And that is to say I'm not quite sure if he makes me more delusional than his text is or the other way around. Than again, delusions, or thought disturbances are to be expected when math (the concrete science) moves into calculus, and is used to describe limits and attempts to describe infinity (the unknown, the untouchable, the elusive, the angst evoking). is Deluze delusional talking about the "Soul of point, line, surface, or the fold"? He sure is eloquent in the logic of his model. He is reaching all the way to Greek roots when he makes a move from the imperfect physical point "neither atom, nor Cartesian point - elastic point-fold," to idealistic mathematical point "rigorous without being exact". He follows the logic with Euclidean strictness and set of basic parameters where point describes extremities of lines. Though his model is broader, including vectors, magnitudes, movement, force, and direction. so far so good. But wait, now that seems to transform the point into "the metaphysical point," or the soul, or the subject. Now while I can follow each little step, this general move is something I still have to digest. how exactly did we move form the physical to ideal to now "a point of view" or "a point of inclusion"?

I find both texts dualistically very stimulating and discouraging. But my mind too ventures off while reading, sometime stimulated by the multitude of ideas and possibilities he opens (especially in the smooth & striated), and other times just finding it difficult to follow the condensation of his lifes' work seemingly neatly packed in every few lines.

deleuze, mathematical model

Ugh.

Ok, I made it through most of this and was able to absorb a very small amount. I often found my mind wandering while my eyes ran over the words. However, I think I found a section that deals with what Peter was asking us to look for (not that I found it particularly clear).

In The Folds In The Soul, Deleuze gets heavy into mathematical language in talking about "inflection," or the fundamental component (the atom) of a fold. He breaks it down into three types, vectorial (symmetrical/orthogonal/tangential), projective (defined by hidden parameters), and infitely variable (like fractals).

Ok, I think I'm following.

He then goes into irrational numbers, talks about limits (yay Calculus!), and then I get a bit lost again.

"When mathematics assumes variation as its objective, the notion of function tends to be extracted, but the notion of objective also changes and becomes functional."

--

__Exercise requirements__:
1 – In the forum posts on Deleuze, copy the passage starting with "deleuze, mathematical model" and going on through "bit lost again.", substituting "bending" for "inflection".
2 – In the forum posts on Deleuze, why does the first writer say that delusions or thought disturbances are to be expected? Answer in one to three sentences.
3 – According to the forum posts on Deleuze, into how many types does Deleuze break down inflection, and what are they?

__Element position data__:
--

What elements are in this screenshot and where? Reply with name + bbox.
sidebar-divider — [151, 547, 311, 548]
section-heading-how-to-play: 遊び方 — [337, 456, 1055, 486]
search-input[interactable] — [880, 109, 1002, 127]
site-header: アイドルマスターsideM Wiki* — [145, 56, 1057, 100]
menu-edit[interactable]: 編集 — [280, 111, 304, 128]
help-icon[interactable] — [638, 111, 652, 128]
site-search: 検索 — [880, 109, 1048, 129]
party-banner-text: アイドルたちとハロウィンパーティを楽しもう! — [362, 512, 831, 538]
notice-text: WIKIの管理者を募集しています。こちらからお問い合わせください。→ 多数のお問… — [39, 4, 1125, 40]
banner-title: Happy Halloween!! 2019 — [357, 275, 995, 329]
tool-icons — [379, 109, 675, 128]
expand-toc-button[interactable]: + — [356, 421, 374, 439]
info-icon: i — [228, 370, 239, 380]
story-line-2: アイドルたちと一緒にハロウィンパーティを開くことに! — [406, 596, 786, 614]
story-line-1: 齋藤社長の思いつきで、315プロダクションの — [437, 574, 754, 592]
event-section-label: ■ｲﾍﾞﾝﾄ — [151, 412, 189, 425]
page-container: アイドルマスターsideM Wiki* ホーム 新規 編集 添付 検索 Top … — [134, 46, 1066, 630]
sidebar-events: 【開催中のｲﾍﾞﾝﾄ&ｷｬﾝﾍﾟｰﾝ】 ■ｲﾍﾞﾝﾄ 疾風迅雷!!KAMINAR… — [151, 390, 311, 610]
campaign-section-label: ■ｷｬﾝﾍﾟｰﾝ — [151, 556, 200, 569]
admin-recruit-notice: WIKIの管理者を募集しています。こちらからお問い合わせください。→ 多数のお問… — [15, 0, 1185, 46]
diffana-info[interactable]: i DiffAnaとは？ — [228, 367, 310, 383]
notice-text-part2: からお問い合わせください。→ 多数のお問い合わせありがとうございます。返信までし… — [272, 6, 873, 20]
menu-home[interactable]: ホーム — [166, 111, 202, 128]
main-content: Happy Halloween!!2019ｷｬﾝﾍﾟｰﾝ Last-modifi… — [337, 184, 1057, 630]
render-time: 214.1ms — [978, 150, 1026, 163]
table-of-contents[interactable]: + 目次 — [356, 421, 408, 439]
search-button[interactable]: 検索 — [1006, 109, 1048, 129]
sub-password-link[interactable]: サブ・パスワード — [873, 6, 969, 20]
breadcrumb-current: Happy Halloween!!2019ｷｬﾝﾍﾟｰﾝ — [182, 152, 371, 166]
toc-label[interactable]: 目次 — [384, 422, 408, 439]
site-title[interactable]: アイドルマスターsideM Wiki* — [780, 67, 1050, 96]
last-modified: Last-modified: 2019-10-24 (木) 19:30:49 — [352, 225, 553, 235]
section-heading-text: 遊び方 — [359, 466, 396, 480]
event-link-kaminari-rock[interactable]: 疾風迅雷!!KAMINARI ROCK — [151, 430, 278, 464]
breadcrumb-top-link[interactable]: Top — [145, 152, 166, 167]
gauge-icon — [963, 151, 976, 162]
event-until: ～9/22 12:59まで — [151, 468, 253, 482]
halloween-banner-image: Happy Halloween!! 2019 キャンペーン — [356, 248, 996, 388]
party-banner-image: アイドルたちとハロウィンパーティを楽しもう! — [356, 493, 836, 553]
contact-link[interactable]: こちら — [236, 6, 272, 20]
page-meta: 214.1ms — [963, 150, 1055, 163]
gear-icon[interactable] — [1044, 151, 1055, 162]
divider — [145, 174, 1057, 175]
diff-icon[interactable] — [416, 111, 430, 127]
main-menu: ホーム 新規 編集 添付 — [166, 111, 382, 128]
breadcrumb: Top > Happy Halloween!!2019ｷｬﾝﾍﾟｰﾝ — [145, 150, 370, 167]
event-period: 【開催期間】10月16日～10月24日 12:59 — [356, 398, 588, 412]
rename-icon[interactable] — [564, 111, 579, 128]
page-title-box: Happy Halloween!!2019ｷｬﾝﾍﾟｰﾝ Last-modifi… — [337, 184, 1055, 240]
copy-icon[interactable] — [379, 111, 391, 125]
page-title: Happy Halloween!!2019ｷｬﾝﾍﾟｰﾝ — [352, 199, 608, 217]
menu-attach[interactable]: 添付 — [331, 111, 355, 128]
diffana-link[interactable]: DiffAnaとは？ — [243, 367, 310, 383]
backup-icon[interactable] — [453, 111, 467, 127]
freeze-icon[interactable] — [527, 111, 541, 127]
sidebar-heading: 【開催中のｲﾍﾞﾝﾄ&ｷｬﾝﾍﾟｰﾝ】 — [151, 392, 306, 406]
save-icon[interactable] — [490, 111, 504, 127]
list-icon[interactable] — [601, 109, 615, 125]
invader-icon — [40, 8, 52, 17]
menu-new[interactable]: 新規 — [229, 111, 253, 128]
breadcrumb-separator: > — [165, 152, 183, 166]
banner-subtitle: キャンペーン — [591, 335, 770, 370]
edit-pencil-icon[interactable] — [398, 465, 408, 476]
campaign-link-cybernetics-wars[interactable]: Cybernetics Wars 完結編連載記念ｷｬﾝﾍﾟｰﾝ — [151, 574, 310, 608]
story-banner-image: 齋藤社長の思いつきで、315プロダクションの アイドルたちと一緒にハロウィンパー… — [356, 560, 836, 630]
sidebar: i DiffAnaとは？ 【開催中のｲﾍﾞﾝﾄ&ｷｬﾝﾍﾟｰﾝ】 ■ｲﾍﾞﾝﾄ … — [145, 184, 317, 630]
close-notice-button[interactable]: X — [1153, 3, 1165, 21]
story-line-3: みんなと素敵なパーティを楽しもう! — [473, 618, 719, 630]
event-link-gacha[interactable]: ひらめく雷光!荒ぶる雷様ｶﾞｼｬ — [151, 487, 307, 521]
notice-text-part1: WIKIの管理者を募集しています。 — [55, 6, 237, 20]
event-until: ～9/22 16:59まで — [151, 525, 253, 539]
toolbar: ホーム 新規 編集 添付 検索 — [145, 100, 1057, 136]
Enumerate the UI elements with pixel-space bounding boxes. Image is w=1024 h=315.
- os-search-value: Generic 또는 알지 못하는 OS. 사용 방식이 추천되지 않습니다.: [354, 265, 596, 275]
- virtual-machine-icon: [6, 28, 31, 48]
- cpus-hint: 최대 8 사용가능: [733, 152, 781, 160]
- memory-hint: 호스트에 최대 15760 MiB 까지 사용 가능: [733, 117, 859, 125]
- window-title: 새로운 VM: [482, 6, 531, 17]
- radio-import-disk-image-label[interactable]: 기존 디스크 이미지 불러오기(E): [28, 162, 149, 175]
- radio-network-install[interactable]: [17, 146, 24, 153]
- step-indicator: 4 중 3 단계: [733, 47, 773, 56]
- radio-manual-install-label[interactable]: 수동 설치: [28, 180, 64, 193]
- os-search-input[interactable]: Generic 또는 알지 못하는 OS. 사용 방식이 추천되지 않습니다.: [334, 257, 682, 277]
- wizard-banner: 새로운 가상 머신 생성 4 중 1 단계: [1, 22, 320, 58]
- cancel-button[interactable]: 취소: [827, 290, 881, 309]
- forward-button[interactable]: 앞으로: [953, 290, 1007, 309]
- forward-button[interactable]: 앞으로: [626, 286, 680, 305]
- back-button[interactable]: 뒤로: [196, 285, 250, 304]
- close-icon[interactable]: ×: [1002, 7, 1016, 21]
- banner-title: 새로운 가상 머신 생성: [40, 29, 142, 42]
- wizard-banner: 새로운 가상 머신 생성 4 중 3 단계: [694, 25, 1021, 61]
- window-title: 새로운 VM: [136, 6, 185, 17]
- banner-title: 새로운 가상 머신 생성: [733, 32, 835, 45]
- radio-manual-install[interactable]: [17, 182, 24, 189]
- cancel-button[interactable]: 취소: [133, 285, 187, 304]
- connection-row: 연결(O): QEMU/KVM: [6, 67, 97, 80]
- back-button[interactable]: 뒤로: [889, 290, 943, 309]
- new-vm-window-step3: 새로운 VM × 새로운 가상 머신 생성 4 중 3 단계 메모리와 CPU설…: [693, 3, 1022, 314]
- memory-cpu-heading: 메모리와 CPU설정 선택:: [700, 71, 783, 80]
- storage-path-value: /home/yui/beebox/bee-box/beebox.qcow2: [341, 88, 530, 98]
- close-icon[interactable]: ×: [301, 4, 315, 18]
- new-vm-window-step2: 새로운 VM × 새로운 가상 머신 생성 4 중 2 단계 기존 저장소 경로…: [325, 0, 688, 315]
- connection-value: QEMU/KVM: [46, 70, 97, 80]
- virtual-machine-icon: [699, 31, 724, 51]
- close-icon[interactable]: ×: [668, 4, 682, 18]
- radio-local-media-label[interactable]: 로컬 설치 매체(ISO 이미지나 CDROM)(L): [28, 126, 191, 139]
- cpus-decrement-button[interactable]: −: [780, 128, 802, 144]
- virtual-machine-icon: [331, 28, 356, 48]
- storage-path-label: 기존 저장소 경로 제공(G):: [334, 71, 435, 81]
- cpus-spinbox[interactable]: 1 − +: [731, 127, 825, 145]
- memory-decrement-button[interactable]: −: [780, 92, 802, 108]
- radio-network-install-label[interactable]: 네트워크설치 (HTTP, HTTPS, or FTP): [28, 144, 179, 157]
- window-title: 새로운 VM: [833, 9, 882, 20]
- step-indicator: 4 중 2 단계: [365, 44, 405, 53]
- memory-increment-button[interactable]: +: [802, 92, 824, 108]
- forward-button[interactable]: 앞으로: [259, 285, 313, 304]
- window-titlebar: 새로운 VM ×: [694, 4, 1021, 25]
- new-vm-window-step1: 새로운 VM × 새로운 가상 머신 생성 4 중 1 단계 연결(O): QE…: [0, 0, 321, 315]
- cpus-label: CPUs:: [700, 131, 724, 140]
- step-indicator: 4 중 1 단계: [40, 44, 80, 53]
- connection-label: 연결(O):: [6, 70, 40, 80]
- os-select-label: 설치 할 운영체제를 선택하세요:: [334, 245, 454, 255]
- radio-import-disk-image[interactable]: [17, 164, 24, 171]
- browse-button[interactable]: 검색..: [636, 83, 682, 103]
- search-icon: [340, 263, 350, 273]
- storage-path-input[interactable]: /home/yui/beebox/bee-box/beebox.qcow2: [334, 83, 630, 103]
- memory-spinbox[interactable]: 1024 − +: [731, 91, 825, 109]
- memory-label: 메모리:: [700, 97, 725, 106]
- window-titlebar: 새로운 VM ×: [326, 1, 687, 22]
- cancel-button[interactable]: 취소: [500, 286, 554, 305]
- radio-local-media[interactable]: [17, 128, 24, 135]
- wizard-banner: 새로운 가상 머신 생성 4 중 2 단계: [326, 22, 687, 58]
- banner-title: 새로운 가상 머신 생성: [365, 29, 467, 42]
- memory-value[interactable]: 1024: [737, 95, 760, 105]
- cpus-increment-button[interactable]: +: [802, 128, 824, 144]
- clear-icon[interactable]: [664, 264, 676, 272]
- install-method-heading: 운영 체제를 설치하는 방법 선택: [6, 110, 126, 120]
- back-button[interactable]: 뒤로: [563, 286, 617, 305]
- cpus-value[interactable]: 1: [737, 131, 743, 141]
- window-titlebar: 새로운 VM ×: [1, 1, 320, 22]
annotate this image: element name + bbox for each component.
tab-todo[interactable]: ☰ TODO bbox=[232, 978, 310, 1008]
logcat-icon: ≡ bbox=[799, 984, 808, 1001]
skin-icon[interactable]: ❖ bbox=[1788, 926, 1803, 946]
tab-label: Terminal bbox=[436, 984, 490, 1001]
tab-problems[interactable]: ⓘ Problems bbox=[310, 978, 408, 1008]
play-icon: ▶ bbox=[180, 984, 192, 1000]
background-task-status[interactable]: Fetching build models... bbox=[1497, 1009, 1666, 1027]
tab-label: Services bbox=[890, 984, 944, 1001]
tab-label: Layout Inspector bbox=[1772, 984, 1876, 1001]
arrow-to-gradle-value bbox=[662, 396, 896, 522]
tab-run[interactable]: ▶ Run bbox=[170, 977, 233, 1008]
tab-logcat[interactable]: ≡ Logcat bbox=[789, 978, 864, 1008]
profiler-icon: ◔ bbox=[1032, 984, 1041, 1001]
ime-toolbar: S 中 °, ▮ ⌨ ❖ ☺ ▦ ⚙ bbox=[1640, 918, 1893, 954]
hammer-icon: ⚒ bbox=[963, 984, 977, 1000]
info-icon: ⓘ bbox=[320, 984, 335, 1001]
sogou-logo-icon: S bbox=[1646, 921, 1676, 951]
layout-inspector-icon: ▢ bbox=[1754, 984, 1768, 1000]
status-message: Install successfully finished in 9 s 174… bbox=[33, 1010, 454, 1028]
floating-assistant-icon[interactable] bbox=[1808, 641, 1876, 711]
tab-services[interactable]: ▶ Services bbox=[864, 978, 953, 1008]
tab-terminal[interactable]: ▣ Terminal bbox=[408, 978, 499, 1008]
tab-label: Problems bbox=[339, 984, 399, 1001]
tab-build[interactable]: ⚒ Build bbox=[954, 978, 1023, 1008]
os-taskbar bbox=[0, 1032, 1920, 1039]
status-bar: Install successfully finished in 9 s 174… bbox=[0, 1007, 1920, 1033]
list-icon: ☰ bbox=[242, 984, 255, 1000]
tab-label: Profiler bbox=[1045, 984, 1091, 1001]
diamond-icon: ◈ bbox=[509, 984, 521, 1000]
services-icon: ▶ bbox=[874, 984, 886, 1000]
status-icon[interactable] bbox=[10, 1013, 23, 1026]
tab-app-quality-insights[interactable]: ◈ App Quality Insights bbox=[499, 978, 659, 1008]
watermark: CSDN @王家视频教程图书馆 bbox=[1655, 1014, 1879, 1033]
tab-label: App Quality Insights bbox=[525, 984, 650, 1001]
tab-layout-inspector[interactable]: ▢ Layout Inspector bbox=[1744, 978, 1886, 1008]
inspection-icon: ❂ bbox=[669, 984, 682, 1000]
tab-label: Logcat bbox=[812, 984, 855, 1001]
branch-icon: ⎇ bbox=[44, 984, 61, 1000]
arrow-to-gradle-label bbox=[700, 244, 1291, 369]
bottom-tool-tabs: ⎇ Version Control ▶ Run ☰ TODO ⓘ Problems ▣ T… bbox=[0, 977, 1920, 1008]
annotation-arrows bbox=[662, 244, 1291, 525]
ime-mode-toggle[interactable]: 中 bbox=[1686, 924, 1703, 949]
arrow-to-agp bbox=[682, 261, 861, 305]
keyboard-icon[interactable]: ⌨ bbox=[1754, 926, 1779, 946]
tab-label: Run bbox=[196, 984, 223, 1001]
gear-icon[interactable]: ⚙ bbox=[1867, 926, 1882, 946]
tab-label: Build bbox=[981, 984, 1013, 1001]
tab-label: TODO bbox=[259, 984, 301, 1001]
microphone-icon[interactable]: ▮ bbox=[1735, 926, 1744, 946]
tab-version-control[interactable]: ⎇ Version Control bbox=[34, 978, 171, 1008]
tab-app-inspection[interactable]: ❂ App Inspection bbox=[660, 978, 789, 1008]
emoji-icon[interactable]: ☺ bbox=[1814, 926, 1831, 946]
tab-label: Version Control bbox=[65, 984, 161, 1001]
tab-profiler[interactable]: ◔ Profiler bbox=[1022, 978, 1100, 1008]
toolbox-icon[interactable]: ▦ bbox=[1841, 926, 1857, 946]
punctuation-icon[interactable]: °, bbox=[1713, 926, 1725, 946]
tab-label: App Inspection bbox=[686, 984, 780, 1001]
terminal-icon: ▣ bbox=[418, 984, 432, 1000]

--

__Exercise solutions__:
1 –
deleuze, mathematical model

Ugh.

Ok, I made it through most of this and was able to absorb a very small amount. I often found my mind wandering while my eyes ran over the words. However, I think I found a section that deals with what Peter was asking us to look for (not that I found it particularly clear).

In The Folds In The Soul, Deleuze gets heavy into mathematical language in talking about "bending," or the fundamental component (the atom) of a fold. He breaks it down into three types, vectorial (symmetrical/orthogonal/tangential), projective (defined by hidden parameters), and infitely variable (like fractals).

Ok, I think I'm following.

He then goes into irrational numbers, talks about limits (yay Calculus!), and then I get a bit lost again.

2 – They are to be expected when math moves into calculus and is used to describe limits and to try to describe infinity. The writer calls infinity the unknown, the untouchable, the elusive and the angst-evoking.

3 – Three: vectorial, projective, and infinitely variable.